___ MATERIALS PROVIDED

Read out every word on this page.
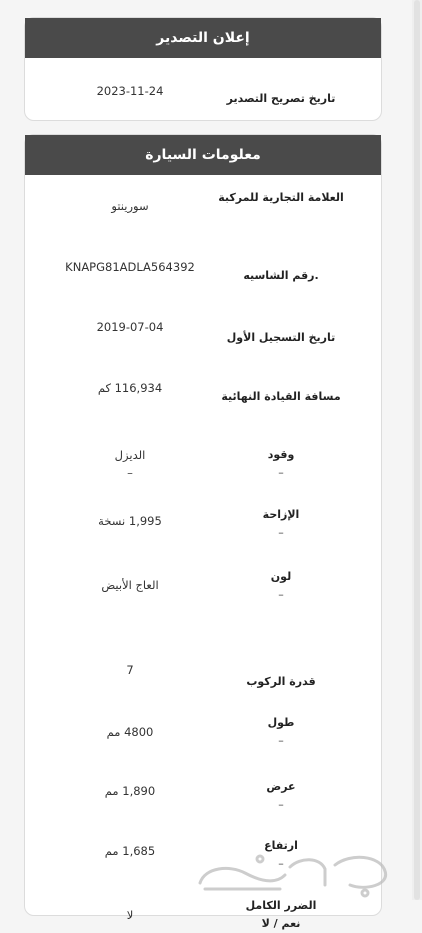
إعلان التصدير
تاريخ تصريح التصدير
2023-11-24
معلومات السيارة
العلامة التجارية للمركبة
سورينتو
.رقم الشاسيه
KNAPG81ADLA564392
تاريخ التسجيل الأول
2019-07-04
مسافة القيادة النهائية
116,934 كم
وقود
–
الديزل
–
الإزاحة
–
1,995 نسخة
لون
–
العاج الأبيض
قدرة الركوب
7
طول
–
4800 مم
عرض
–
1,890 مم
ارتفاع
–
1,685 مم
الضرر الكامل
نعم / لا
لا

______

## EXERCISE
Copy out all the entries exactly. Images stay out of the copy.

## FINAL ANSWER
Read out every word on this page.
إعلان التصدير
تاريخ تصريح التصدير
2023-11-24
معلومات السيارة
العلامة التجارية للمركبة
سورينتو
.رقم الشاسيه
KNAPG81ADLA564392
تاريخ التسجيل الأول
2019-07-04
مسافة القيادة النهائية
116,934 كم
وقود
–
الديزل
–
الإزاحة
–
1,995 نسخة
لون
–
العاج الأبيض
قدرة الركوب
7
طول
–
4800 مم
عرض
–
1,890 مم
ارتفاع
–
1,685 مم
الضرر الكامل
نعم / لا
لا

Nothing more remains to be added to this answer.